Recorded data:
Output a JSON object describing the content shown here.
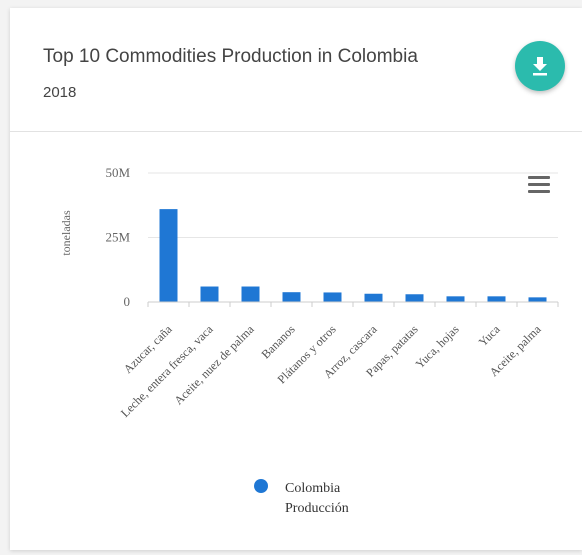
{
  "card": {
    "title": "Top 10 Commodities Production in Colombia",
    "subtitle": "2018",
    "download_icon": "download-icon",
    "accent_color": "#2bbbad"
  },
  "chart_menu_icon": "hamburger-menu-icon",
  "chart_data": {
    "type": "bar",
    "categories": [
      "Azucar, caña",
      "Leche, entera fresca, vaca",
      "Aceite, nuez de palma",
      "Bananos",
      "Plátanos y otros",
      "Arroz, cascara",
      "Papas, patatas",
      "Yuca, hojas",
      "Yuca",
      "Aceite, palma"
    ],
    "series": [
      {
        "name": "Colombia Producción",
        "color": "#1f77d4",
        "values": [
          36000000,
          6000000,
          6000000,
          3800000,
          3700000,
          3200000,
          3000000,
          2200000,
          2200000,
          1800000
        ]
      }
    ],
    "ylabel": "toneladas",
    "ylim": [
      0,
      50000000
    ],
    "yticks": [
      0,
      25000000,
      50000000
    ],
    "ytick_labels": [
      "0",
      "25M",
      "50M"
    ],
    "grid": true,
    "legend": {
      "position": "bottom",
      "line1": "Colombia",
      "line2": "Producción"
    }
  }
}
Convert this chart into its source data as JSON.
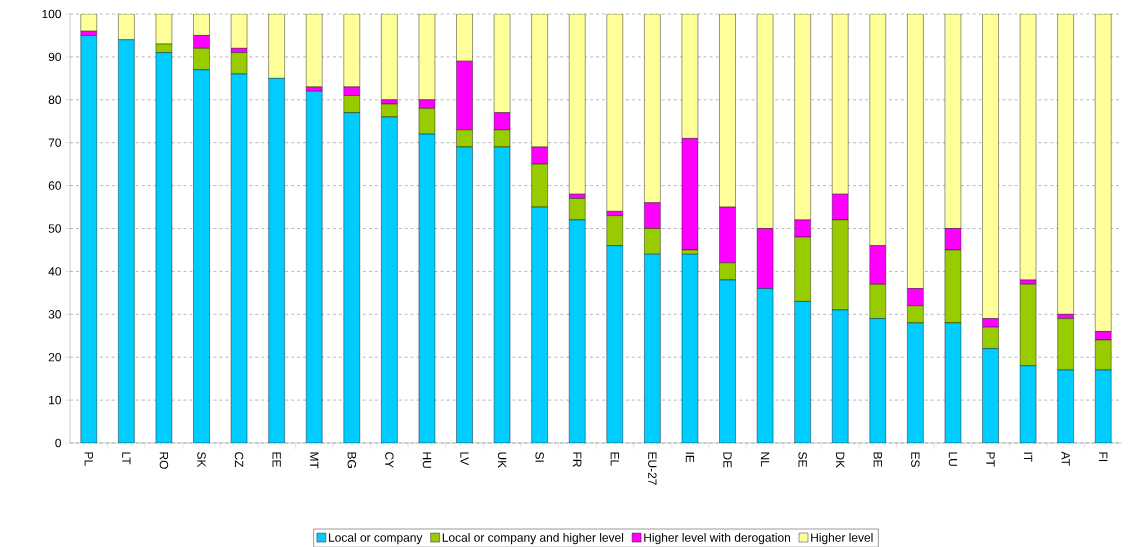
{
  "chart_data": {
    "type": "bar",
    "stacked": true,
    "categories": [
      "PL",
      "LT",
      "RO",
      "SK",
      "CZ",
      "EE",
      "MT",
      "BG",
      "CY",
      "HU",
      "LV",
      "UK",
      "SI",
      "FR",
      "EL",
      "EU-27",
      "IE",
      "DE",
      "NL",
      "SE",
      "DK",
      "BE",
      "ES",
      "LU",
      "PT",
      "IT",
      "AT",
      "FI"
    ],
    "series": [
      {
        "name": "Local or company",
        "color": "#00ccff",
        "values": [
          95,
          94,
          91,
          87,
          86,
          85,
          82,
          77,
          76,
          72,
          69,
          69,
          55,
          52,
          46,
          44,
          44,
          38,
          36,
          33,
          31,
          29,
          28,
          28,
          22,
          18,
          17,
          17
        ]
      },
      {
        "name": "Local or company and higher level",
        "color": "#99cc00",
        "values": [
          0,
          0,
          2,
          5,
          5,
          0,
          0,
          4,
          3,
          6,
          4,
          4,
          10,
          5,
          7,
          6,
          1,
          4,
          0,
          15,
          21,
          8,
          4,
          17,
          5,
          19,
          12,
          7
        ]
      },
      {
        "name": "Higher level with derogation",
        "color": "#ff00ff",
        "values": [
          1,
          0,
          0,
          3,
          1,
          0,
          1,
          2,
          1,
          2,
          16,
          4,
          4,
          1,
          1,
          6,
          26,
          13,
          14,
          4,
          6,
          9,
          4,
          5,
          2,
          1,
          1,
          2
        ]
      },
      {
        "name": "Higher level",
        "color": "#ffff99",
        "values": [
          4,
          6,
          7,
          5,
          8,
          15,
          17,
          17,
          20,
          20,
          11,
          23,
          31,
          42,
          46,
          44,
          29,
          45,
          50,
          48,
          42,
          54,
          64,
          50,
          71,
          62,
          70,
          74
        ]
      }
    ],
    "ylim": [
      0,
      100
    ],
    "yticks": [
      0,
      10,
      20,
      30,
      40,
      50,
      60,
      70,
      80,
      90,
      100
    ],
    "grid": "y",
    "legend": "bottom"
  }
}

THE TASK: Transcribe each entry precisely as given, leaving the pictures out.

FULL SOLUTION:
Output a JSON object describing the content shown here.
{
  "card": {
    "title": "Top 10 Commodities Production in Colombia",
    "subtitle": "2018",
    "download_icon": "download-icon",
    "accent_color": "#2bbbad"
  },
  "chart_menu_icon": "hamburger-menu-icon",
  "chart_data": {
    "type": "bar",
    "categories": [
      "Azucar, caña",
      "Leche, entera fresca, vaca",
      "Aceite, nuez de palma",
      "Bananos",
      "Plátanos y otros",
      "Arroz, cascara",
      "Papas, patatas",
      "Yuca, hojas",
      "Yuca",
      "Aceite, palma"
    ],
    "series": [
      {
        "name": "Colombia Producción",
        "color": "#1f77d4",
        "values": [
          36000000,
          6000000,
          6000000,
          3800000,
          3700000,
          3200000,
          3000000,
          2200000,
          2200000,
          1800000
        ]
      }
    ],
    "ylabel": "toneladas",
    "ylim": [
      0,
      50000000
    ],
    "yticks": [
      0,
      25000000,
      50000000
    ],
    "ytick_labels": [
      "0",
      "25M",
      "50M"
    ],
    "grid": true,
    "legend": {
      "position": "bottom",
      "line1": "Colombia",
      "line2": "Producción"
    }
  }
}
Convert this chart into its source data as JSON.
{
  "chart_data": {
    "type": "bar",
    "stacked": true,
    "categories": [
      "PL",
      "LT",
      "RO",
      "SK",
      "CZ",
      "EE",
      "MT",
      "BG",
      "CY",
      "HU",
      "LV",
      "UK",
      "SI",
      "FR",
      "EL",
      "EU-27",
      "IE",
      "DE",
      "NL",
      "SE",
      "DK",
      "BE",
      "ES",
      "LU",
      "PT",
      "IT",
      "AT",
      "FI"
    ],
    "series": [
      {
        "name": "Local or company",
        "color": "#00ccff",
        "values": [
          95,
          94,
          91,
          87,
          86,
          85,
          82,
          77,
          76,
          72,
          69,
          69,
          55,
          52,
          46,
          44,
          44,
          38,
          36,
          33,
          31,
          29,
          28,
          28,
          22,
          18,
          17,
          17
        ]
      },
      {
        "name": "Local or company and higher level",
        "color": "#99cc00",
        "values": [
          0,
          0,
          2,
          5,
          5,
          0,
          0,
          4,
          3,
          6,
          4,
          4,
          10,
          5,
          7,
          6,
          1,
          4,
          0,
          15,
          21,
          8,
          4,
          17,
          5,
          19,
          12,
          7
        ]
      },
      {
        "name": "Higher level with derogation",
        "color": "#ff00ff",
        "values": [
          1,
          0,
          0,
          3,
          1,
          0,
          1,
          2,
          1,
          2,
          16,
          4,
          4,
          1,
          1,
          6,
          26,
          13,
          14,
          4,
          6,
          9,
          4,
          5,
          2,
          1,
          1,
          2
        ]
      },
      {
        "name": "Higher level",
        "color": "#ffff99",
        "values": [
          4,
          6,
          7,
          5,
          8,
          15,
          17,
          17,
          20,
          20,
          11,
          23,
          31,
          42,
          46,
          44,
          29,
          45,
          50,
          48,
          42,
          54,
          64,
          50,
          71,
          62,
          70,
          74
        ]
      }
    ],
    "ylim": [
      0,
      100
    ],
    "yticks": [
      0,
      10,
      20,
      30,
      40,
      50,
      60,
      70,
      80,
      90,
      100
    ],
    "grid": "y",
    "legend": "bottom"
  }
}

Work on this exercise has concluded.